Show all lines holding "WBIF".

_Records_
....

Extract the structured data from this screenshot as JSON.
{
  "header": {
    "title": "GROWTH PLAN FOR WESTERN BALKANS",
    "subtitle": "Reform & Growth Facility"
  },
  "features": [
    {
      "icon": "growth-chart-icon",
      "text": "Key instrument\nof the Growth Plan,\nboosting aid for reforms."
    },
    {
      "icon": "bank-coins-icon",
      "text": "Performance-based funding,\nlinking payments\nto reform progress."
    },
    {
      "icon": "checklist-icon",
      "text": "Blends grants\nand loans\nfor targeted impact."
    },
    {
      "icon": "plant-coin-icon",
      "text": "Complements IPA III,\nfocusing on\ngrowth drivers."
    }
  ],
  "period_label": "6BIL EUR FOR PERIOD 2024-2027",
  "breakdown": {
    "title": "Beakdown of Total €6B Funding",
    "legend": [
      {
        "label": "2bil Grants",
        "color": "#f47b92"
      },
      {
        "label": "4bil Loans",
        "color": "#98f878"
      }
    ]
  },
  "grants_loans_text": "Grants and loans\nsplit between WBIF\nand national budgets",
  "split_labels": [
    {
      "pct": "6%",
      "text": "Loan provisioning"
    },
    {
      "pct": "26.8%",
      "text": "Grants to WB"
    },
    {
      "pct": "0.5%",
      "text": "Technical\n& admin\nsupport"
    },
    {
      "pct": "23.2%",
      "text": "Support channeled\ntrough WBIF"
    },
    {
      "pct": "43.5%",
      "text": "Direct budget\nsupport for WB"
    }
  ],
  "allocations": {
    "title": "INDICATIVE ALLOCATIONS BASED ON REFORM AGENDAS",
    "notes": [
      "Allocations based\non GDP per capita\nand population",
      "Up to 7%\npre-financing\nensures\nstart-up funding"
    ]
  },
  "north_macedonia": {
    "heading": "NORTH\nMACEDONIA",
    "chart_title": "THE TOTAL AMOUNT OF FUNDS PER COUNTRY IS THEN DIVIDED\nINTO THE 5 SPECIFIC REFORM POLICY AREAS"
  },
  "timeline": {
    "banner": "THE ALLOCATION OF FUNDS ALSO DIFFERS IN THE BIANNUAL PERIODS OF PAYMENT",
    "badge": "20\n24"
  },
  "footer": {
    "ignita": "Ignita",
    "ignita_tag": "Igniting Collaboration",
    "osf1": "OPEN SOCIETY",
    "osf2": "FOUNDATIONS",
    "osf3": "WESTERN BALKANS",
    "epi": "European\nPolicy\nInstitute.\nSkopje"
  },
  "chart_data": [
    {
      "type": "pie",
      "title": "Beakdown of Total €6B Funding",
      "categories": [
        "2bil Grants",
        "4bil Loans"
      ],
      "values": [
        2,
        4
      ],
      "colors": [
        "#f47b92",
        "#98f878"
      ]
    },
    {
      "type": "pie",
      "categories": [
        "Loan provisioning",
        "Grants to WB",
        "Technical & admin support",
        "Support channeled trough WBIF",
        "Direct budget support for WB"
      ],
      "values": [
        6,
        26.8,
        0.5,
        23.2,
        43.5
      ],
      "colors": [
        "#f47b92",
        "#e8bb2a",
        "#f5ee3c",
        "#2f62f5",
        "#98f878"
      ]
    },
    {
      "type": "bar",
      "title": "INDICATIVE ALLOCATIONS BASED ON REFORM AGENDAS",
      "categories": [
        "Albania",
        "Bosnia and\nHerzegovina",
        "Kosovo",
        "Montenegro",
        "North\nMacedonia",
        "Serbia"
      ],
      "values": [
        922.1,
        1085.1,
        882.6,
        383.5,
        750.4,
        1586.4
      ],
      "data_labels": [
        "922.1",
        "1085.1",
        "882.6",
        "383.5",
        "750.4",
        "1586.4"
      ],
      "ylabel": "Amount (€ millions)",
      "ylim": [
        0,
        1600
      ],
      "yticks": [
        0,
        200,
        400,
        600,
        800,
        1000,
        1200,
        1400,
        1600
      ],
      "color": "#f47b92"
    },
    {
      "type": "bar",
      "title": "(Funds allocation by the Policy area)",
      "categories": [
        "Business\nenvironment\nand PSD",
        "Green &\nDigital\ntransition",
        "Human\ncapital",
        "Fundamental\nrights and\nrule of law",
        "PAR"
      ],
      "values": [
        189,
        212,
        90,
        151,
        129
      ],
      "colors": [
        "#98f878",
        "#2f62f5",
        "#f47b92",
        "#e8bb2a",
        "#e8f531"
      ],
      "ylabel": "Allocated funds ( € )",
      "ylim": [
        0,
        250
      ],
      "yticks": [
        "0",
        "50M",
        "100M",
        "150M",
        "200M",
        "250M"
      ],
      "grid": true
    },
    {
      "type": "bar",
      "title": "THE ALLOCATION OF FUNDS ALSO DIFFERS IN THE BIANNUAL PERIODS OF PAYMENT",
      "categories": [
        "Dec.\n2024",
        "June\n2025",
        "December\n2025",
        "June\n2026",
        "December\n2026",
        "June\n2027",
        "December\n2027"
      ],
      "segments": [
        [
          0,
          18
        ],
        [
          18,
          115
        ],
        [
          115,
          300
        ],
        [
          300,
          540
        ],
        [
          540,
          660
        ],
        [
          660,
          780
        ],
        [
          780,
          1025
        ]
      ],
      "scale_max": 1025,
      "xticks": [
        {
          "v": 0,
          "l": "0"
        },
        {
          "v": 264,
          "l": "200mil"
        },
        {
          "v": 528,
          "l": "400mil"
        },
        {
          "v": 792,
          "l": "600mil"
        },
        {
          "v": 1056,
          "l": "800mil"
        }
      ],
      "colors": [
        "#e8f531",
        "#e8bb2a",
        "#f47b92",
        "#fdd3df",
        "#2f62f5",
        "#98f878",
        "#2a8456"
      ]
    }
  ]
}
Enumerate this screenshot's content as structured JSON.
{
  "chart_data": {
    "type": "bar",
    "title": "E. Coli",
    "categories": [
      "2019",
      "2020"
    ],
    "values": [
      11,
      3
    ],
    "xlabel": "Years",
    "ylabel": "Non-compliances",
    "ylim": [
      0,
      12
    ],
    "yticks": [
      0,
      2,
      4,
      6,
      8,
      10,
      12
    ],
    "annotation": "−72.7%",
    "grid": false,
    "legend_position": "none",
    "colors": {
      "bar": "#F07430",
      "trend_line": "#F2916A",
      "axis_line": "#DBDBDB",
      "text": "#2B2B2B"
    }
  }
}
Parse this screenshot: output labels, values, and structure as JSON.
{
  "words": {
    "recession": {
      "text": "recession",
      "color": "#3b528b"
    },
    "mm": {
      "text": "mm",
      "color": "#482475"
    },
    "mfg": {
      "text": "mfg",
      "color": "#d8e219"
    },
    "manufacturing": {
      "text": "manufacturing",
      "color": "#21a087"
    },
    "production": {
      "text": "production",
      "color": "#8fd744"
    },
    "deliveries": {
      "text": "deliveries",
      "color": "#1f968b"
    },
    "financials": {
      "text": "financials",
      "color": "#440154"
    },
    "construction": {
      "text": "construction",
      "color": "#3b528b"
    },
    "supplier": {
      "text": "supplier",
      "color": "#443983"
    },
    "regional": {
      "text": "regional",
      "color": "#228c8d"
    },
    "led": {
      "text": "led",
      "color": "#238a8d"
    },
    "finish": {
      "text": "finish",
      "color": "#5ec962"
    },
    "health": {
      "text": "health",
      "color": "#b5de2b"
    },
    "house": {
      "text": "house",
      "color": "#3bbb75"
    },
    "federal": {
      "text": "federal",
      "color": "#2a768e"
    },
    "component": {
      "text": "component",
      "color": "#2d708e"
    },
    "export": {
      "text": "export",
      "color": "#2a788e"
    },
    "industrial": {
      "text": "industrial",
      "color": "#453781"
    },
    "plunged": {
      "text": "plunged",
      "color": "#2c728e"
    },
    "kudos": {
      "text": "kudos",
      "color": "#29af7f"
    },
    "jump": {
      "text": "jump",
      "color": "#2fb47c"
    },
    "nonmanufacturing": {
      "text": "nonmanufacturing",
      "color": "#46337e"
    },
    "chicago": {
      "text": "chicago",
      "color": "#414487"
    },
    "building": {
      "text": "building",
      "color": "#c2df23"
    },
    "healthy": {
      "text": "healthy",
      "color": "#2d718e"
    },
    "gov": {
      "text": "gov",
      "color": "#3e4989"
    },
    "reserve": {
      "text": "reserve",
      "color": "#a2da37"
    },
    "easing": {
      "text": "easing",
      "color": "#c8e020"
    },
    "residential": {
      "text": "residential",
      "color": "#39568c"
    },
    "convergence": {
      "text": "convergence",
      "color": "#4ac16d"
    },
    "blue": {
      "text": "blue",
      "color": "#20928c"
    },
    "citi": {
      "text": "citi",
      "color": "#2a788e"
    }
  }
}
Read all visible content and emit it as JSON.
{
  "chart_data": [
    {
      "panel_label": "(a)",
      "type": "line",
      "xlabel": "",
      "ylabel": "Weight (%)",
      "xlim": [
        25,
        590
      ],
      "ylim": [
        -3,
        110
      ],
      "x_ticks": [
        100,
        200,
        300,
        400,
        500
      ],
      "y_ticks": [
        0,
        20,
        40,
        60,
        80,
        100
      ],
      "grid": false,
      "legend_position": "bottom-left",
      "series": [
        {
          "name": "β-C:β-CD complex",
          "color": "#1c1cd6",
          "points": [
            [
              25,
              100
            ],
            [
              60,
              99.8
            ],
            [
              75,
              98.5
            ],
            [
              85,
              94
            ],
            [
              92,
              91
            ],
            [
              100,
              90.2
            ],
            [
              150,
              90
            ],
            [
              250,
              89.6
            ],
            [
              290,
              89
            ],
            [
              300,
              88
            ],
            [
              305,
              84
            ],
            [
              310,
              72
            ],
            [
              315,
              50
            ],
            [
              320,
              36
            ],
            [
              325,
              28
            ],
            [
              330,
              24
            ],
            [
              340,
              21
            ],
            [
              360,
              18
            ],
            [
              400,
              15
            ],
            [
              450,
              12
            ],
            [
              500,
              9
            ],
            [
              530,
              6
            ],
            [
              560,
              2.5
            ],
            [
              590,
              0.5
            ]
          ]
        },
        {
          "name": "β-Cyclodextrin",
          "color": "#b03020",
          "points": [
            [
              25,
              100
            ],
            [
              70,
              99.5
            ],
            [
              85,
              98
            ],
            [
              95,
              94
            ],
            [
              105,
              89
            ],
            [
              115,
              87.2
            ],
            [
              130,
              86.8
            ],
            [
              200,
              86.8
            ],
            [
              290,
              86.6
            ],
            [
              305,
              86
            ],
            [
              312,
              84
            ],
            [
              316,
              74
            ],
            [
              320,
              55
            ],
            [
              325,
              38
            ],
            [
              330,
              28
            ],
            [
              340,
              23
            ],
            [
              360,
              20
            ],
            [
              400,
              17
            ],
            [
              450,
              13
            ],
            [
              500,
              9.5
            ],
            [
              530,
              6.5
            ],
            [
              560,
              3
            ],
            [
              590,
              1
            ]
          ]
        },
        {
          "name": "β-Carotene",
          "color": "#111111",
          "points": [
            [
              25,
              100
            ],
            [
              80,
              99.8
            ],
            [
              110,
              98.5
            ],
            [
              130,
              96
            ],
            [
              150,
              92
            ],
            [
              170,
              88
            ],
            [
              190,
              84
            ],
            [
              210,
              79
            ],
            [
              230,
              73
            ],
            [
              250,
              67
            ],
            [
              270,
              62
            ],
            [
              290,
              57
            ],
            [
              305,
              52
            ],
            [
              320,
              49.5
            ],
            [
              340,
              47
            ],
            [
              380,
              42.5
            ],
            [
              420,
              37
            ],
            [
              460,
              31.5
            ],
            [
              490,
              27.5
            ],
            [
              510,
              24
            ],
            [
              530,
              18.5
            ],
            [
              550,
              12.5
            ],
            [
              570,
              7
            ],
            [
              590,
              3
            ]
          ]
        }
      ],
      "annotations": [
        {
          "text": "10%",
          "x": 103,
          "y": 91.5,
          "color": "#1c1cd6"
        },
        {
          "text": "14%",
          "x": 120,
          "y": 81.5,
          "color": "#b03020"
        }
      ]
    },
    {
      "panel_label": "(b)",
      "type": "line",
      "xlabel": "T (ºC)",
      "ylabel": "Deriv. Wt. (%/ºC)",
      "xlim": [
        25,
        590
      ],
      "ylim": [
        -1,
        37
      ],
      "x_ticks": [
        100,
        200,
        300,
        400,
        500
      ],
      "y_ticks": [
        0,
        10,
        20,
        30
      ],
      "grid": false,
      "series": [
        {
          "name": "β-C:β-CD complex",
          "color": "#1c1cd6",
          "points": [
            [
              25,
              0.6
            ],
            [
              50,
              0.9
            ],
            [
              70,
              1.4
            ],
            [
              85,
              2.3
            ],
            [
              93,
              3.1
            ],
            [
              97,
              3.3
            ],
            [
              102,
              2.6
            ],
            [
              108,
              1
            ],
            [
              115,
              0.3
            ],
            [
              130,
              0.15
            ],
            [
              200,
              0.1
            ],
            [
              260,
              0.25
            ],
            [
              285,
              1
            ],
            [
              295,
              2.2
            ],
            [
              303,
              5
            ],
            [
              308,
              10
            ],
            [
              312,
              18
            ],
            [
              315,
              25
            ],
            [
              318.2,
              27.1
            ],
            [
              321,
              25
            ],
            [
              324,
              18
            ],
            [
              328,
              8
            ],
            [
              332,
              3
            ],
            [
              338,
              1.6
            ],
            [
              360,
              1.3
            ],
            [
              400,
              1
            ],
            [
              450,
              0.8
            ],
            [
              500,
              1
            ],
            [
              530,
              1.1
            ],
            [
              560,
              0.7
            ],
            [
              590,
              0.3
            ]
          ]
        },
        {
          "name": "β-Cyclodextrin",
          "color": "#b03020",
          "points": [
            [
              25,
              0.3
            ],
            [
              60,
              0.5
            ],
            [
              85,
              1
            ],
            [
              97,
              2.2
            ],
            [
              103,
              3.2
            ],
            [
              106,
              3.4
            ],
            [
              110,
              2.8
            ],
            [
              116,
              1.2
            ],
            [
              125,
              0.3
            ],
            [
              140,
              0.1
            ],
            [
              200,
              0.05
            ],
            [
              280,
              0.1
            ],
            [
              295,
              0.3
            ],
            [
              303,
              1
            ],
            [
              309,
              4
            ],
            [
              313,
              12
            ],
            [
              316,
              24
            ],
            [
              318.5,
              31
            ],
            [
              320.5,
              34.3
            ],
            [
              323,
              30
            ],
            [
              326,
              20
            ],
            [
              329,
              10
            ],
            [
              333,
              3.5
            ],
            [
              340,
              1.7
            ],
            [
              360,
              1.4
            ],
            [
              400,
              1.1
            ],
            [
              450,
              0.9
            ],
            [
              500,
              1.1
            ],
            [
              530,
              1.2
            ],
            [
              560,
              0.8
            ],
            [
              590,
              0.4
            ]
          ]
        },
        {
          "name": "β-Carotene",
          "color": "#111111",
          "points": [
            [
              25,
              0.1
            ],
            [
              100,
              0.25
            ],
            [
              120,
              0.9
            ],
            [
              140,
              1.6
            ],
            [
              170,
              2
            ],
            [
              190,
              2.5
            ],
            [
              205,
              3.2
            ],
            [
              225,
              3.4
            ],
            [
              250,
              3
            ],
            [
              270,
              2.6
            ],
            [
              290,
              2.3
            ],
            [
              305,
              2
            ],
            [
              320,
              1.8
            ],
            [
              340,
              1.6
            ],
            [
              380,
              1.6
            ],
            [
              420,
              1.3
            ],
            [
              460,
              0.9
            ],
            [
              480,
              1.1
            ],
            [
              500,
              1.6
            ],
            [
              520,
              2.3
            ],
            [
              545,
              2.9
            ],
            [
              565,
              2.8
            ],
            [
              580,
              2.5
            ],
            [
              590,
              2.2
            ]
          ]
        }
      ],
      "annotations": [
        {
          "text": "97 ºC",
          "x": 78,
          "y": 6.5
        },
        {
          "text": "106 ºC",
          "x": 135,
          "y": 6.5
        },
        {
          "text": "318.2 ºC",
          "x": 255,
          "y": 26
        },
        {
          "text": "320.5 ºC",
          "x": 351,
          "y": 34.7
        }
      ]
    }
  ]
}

....

_Answer to this task_
  "grants_loans_text": "Grants and loans\nsplit between WBIF\nand national budgets",
      "text": "Support channeled\ntrough WBIF"
        "Support channeled trough WBIF",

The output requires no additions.